(Stored items)

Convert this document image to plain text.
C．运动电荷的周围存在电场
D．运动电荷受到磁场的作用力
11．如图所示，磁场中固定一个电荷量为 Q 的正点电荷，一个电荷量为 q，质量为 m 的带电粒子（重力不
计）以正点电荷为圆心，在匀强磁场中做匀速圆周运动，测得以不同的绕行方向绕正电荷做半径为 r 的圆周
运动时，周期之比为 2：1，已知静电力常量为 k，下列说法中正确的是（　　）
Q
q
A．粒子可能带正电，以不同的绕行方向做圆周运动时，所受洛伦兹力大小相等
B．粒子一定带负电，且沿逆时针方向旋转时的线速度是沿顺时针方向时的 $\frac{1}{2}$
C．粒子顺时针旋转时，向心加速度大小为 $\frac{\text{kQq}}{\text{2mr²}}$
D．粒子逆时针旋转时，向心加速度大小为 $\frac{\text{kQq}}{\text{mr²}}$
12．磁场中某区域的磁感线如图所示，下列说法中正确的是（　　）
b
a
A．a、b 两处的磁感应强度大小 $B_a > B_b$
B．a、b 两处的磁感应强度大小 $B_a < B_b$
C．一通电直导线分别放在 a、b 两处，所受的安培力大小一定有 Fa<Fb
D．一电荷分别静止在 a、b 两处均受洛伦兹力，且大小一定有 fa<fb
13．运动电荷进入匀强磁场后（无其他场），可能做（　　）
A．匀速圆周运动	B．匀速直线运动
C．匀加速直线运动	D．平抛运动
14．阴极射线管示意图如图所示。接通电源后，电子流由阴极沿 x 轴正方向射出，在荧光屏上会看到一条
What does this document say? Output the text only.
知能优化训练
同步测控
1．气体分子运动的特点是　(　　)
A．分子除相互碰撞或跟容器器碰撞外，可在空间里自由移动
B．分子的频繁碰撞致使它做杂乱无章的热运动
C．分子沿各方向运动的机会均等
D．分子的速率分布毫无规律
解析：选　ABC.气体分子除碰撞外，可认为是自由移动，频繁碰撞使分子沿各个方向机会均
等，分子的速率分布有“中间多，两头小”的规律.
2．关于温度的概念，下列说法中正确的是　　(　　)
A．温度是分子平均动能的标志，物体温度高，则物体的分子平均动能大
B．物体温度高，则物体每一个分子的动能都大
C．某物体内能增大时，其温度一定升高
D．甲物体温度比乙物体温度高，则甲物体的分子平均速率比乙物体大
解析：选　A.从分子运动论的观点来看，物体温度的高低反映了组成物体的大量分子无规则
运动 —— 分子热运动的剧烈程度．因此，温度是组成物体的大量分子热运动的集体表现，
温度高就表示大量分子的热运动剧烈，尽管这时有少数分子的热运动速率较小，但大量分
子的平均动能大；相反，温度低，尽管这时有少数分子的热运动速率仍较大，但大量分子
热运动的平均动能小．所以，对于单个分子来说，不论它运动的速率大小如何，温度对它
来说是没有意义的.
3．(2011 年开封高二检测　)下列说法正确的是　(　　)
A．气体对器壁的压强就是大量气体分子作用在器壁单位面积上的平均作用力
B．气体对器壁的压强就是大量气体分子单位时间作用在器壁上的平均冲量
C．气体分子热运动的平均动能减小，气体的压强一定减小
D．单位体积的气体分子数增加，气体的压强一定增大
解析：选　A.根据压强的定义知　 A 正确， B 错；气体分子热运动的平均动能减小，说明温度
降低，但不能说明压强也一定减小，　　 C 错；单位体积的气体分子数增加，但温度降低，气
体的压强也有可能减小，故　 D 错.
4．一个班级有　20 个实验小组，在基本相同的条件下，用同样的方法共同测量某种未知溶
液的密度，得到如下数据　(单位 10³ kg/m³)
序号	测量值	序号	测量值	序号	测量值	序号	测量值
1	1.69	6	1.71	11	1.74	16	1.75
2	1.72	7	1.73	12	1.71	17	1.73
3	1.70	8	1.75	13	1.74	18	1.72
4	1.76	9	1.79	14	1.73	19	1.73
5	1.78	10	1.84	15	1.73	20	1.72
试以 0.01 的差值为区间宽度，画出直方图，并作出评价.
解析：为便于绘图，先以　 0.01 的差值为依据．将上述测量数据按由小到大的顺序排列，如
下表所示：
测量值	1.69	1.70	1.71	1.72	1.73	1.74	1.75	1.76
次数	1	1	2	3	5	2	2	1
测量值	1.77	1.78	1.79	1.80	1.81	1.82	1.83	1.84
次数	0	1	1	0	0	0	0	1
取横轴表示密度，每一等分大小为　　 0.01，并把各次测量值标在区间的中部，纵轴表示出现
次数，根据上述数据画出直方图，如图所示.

■ The request
Recopy all the lines exactly as they appear.

■ Full solution
Convert this document image to plain text.
C．运动电荷的周围存在电场
D．运动电荷受到磁场的作用力
11．如图所示，磁场中固定一个电荷量为 Q 的正点电荷，一个电荷量为 q，质量为 m 的带电粒子（重力不
计）以正点电荷为圆心，在匀强磁场中做匀速圆周运动，测得以不同的绕行方向绕正电荷做半径为 r 的圆周
运动时，周期之比为 2：1，已知静电力常量为 k，下列说法中正确的是（　　）
Q
q
A．粒子可能带正电，以不同的绕行方向做圆周运动时，所受洛伦兹力大小相等
B．粒子一定带负电，且沿逆时针方向旋转时的线速度是沿顺时针方向时的 $\frac{1}{2}$
C．粒子顺时针旋转时，向心加速度大小为 $\frac{\text{kQq}}{\text{2mr²}}$
D．粒子逆时针旋转时，向心加速度大小为 $\frac{\text{kQq}}{\text{mr²}}$
12．磁场中某区域的磁感线如图所示，下列说法中正确的是（　　）
b
a
A．a、b 两处的磁感应强度大小 $B_a > B_b$
B．a、b 两处的磁感应强度大小 $B_a < B_b$
C．一通电直导线分别放在 a、b 两处，所受的安培力大小一定有 Fa<Fb
D．一电荷分别静止在 a、b 两处均受洛伦兹力，且大小一定有 fa<fb
13．运动电荷进入匀强磁场后（无其他场），可能做（　　）
A．匀速圆周运动	B．匀速直线运动
C．匀加速直线运动	D．平抛运动
14．阴极射线管示意图如图所示。接通电源后，电子流由阴极沿 x 轴正方向射出，在荧光屏上会看到一条
What does this document say? Output the text only.
知能优化训练
同步测控
1．气体分子运动的特点是　(　　)
A．分子除相互碰撞或跟容器器碰撞外，可在空间里自由移动
B．分子的频繁碰撞致使它做杂乱无章的热运动
C．分子沿各方向运动的机会均等
D．分子的速率分布毫无规律
解析：选　ABC.气体分子除碰撞外，可认为是自由移动，频繁碰撞使分子沿各个方向机会均
等，分子的速率分布有“中间多，两头小”的规律.
2．关于温度的概念，下列说法中正确的是　　(　　)
A．温度是分子平均动能的标志，物体温度高，则物体的分子平均动能大
B．物体温度高，则物体每一个分子的动能都大
C．某物体内能增大时，其温度一定升高
D．甲物体温度比乙物体温度高，则甲物体的分子平均速率比乙物体大
解析：选　A.从分子运动论的观点来看，物体温度的高低反映了组成物体的大量分子无规则
运动 —— 分子热运动的剧烈程度．因此，温度是组成物体的大量分子热运动的集体表现，
温度高就表示大量分子的热运动剧烈，尽管这时有少数分子的热运动速率较小，但大量分
子的平均动能大；相反，温度低，尽管这时有少数分子的热运动速率仍较大，但大量分子
热运动的平均动能小．所以，对于单个分子来说，不论它运动的速率大小如何，温度对它
来说是没有意义的.
3．(2011 年开封高二检测　)下列说法正确的是　(　　)
A．气体对器壁的压强就是大量气体分子作用在器壁单位面积上的平均作用力
B．气体对器壁的压强就是大量气体分子单位时间作用在器壁上的平均冲量
C．气体分子热运动的平均动能减小，气体的压强一定减小
D．单位体积的气体分子数增加，气体的压强一定增大
解析：选　A.根据压强的定义知　 A 正确， B 错；气体分子热运动的平均动能减小，说明温度
降低，但不能说明压强也一定减小，　　 C 错；单位体积的气体分子数增加，但温度降低，气
体的压强也有可能减小，故　 D 错.
4．一个班级有　20 个实验小组，在基本相同的条件下，用同样的方法共同测量某种未知溶
液的密度，得到如下数据　(单位 10³ kg/m³)
序号	测量值	序号	测量值	序号	测量值	序号	测量值
1	1.69	6	1.71	11	1.74	16	1.75
2	1.72	7	1.73	12	1.71	17	1.73
3	1.70	8	1.75	13	1.74	18	1.72
4	1.76	9	1.79	14	1.73	19	1.73
5	1.78	10	1.84	15	1.73	20	1.72
试以 0.01 的差值为区间宽度，画出直方图，并作出评价.
解析：为便于绘图，先以　 0.01 的差值为依据．将上述测量数据按由小到大的顺序排列，如
下表所示：
测量值	1.69	1.70	1.71	1.72	1.73	1.74	1.75	1.76
次数	1	1	2	3	5	2	2	1
测量值	1.77	1.78	1.79	1.80	1.81	1.82	1.83	1.84
次数	0	1	1	0	0	0	0	1
取横轴表示密度，每一等分大小为　　 0.01，并把各次测量值标在区间的中部，纵轴表示出现
次数，根据上述数据画出直方图，如图所示.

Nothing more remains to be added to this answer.